__Problem details__. Report each line from the entries in which "Maitre" can be found.

__Records supplied__.
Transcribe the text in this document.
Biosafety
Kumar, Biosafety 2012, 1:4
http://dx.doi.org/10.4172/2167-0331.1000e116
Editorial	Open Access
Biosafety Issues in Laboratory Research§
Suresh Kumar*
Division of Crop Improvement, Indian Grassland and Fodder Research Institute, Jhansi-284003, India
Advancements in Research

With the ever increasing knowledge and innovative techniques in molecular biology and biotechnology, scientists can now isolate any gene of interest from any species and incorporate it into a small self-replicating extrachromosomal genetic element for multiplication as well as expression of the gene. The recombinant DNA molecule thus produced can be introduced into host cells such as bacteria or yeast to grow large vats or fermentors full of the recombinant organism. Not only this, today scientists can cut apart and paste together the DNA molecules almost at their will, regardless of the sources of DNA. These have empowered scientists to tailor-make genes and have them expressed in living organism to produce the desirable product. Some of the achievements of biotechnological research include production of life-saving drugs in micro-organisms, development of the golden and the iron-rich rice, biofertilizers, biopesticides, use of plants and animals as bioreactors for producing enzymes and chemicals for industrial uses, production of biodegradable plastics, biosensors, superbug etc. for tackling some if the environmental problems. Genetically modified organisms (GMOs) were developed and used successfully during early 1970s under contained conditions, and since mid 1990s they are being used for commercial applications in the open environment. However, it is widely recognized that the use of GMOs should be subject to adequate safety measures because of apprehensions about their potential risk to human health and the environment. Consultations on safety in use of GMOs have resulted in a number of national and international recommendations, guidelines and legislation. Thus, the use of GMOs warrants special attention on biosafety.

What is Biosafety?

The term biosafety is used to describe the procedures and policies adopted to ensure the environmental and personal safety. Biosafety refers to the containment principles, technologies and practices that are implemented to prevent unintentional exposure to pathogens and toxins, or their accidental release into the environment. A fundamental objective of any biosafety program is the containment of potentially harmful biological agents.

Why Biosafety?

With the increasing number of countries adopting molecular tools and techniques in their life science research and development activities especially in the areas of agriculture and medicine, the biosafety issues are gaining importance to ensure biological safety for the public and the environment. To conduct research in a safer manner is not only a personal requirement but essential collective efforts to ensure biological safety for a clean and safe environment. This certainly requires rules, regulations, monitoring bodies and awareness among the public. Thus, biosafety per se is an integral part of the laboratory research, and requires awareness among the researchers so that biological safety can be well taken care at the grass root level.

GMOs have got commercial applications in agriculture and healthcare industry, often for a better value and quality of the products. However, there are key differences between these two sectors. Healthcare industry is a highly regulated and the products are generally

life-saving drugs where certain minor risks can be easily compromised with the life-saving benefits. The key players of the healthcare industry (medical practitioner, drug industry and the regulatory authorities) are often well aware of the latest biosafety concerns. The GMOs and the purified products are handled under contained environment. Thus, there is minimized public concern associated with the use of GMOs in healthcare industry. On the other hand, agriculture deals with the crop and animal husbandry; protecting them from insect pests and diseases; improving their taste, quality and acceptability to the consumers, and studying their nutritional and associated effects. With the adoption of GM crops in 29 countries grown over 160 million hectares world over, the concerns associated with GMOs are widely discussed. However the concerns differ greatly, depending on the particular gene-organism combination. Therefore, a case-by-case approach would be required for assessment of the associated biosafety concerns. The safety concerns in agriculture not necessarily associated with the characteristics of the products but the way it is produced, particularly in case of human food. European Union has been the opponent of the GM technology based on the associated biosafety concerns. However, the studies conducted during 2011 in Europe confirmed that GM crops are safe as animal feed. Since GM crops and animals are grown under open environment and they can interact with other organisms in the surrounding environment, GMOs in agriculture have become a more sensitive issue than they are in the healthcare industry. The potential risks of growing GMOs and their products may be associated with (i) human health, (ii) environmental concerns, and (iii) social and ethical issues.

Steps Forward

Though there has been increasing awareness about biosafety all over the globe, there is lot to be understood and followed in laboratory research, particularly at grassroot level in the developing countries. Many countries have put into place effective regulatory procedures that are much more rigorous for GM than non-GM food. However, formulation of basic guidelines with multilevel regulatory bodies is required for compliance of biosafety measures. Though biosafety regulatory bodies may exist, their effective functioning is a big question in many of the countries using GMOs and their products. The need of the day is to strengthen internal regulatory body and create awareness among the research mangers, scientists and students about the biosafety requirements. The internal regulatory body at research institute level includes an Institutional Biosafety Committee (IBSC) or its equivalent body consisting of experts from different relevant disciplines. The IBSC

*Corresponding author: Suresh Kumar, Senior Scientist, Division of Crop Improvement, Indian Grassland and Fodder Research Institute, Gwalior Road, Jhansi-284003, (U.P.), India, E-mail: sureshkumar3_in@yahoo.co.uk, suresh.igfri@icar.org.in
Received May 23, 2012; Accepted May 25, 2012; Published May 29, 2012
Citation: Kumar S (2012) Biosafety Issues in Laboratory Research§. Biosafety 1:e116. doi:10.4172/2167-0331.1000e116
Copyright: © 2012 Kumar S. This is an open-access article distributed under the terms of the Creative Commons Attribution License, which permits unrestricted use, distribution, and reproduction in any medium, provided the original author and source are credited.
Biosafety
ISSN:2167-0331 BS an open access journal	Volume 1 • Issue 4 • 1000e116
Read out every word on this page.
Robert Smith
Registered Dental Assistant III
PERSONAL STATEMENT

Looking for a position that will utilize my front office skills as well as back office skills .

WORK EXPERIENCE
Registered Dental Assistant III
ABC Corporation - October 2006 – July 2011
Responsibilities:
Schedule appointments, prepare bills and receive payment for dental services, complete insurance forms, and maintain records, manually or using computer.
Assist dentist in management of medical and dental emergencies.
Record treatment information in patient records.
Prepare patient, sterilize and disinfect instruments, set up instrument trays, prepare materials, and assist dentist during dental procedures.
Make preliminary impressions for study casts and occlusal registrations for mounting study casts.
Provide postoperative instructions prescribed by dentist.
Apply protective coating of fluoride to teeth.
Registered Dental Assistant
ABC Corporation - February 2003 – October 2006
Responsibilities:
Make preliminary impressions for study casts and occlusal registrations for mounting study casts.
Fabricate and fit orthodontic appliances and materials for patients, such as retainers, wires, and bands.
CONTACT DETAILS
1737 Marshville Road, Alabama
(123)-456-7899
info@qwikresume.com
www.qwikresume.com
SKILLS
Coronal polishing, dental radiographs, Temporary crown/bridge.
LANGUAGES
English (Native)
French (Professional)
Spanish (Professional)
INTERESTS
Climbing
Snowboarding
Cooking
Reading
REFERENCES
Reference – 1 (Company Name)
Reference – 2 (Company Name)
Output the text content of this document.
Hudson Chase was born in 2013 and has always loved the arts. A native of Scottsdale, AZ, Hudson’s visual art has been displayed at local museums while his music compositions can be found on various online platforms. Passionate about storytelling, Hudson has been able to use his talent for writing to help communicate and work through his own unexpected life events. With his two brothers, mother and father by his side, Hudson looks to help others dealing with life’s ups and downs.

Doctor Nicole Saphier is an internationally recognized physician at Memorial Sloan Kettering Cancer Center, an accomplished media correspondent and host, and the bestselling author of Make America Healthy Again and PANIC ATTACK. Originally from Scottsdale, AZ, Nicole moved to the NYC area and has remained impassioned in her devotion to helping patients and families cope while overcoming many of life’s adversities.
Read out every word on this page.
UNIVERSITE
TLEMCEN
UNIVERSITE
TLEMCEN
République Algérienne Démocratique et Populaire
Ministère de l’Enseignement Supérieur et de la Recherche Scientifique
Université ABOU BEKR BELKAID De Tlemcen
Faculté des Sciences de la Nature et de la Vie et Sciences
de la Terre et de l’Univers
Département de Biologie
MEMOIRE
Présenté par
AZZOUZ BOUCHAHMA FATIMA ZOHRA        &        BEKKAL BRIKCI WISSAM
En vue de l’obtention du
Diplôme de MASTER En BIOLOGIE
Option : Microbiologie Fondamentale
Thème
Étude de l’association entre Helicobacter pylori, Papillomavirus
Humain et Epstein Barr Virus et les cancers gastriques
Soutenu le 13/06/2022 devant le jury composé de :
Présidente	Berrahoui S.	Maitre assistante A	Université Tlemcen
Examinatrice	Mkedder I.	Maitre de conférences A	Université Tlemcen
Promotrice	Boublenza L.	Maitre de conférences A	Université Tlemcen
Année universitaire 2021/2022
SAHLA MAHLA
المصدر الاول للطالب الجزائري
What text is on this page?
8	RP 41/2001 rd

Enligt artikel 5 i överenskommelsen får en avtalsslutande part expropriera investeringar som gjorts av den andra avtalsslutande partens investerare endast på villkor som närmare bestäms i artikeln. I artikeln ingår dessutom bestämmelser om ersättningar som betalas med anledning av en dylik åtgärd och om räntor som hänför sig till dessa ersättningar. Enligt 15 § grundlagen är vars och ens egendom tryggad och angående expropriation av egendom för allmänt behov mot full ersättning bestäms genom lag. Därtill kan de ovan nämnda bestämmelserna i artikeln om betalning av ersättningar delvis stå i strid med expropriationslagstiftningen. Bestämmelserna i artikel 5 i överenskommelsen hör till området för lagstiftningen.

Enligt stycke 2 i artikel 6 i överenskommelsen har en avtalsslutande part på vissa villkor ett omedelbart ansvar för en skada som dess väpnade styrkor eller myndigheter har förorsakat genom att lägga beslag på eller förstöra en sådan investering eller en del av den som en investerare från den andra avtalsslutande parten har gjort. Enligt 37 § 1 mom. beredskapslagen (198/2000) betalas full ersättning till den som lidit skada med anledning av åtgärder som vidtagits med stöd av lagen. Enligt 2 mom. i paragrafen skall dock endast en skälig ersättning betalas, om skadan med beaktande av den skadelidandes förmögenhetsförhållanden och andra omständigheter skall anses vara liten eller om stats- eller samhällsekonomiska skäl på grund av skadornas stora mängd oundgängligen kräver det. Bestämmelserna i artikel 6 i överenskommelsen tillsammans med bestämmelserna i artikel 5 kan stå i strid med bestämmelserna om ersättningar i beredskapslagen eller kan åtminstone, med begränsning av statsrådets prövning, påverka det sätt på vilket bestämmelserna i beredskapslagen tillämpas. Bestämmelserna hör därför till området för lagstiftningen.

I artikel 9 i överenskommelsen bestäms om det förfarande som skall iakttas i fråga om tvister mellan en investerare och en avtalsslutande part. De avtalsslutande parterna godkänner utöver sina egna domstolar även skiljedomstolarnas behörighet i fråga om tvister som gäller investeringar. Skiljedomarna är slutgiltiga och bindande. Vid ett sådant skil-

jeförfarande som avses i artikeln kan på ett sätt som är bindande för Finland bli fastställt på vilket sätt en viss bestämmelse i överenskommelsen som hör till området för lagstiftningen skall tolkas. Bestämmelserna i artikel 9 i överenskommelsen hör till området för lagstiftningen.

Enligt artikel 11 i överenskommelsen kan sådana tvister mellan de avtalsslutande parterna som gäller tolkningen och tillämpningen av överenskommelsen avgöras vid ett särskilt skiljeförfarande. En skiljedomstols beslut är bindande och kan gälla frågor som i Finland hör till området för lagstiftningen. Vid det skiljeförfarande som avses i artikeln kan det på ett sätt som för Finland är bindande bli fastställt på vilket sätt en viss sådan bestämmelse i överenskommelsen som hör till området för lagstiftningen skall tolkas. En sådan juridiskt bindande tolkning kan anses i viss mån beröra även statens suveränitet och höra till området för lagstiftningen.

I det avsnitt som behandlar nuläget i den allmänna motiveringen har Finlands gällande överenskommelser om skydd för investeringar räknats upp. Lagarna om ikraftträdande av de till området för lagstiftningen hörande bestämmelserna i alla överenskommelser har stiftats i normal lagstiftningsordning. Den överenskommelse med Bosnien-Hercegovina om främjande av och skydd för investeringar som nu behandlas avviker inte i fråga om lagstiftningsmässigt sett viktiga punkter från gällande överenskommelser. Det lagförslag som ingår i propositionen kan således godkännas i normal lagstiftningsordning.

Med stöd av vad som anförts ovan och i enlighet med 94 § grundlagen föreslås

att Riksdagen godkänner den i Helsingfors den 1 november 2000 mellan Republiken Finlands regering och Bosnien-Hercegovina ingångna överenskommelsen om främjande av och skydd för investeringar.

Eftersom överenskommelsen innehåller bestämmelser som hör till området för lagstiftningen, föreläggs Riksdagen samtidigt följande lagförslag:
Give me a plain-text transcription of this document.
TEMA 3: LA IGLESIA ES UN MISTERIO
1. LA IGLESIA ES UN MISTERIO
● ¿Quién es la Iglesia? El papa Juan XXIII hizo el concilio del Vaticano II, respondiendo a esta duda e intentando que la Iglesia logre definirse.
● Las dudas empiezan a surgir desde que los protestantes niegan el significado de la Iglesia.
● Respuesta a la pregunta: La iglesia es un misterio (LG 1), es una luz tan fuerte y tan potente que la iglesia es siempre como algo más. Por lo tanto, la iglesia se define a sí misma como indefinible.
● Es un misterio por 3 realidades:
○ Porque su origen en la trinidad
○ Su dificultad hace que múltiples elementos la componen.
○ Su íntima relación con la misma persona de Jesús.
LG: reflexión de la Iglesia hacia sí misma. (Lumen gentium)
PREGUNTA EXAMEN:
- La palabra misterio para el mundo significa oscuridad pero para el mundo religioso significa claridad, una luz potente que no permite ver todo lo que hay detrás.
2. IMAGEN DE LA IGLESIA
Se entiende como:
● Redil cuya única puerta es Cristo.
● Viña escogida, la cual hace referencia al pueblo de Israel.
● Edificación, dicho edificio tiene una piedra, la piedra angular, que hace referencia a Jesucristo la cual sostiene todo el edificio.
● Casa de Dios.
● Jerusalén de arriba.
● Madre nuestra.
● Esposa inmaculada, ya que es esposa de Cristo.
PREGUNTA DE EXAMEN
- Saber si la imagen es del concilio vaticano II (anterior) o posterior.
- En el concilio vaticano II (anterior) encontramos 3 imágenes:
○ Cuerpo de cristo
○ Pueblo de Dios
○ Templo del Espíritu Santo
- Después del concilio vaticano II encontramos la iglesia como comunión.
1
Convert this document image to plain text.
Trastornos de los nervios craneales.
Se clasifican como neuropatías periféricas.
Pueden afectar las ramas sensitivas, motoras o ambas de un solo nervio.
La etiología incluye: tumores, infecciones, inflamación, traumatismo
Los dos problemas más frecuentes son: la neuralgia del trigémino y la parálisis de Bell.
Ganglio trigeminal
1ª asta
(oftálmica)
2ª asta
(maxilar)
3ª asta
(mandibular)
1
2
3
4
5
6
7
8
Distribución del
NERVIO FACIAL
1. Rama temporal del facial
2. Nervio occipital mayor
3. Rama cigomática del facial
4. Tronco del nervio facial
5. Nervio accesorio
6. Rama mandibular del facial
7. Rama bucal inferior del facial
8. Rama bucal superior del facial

__Exercise response__.
Présidente	Berrahoui S.	Maitre assistante A	Université Tlemcen
Examinatrice	Mkedder I.	Maitre de conférences A	Université Tlemcen
Promotrice	Boublenza L.	Maitre de conférences A	Université Tlemcen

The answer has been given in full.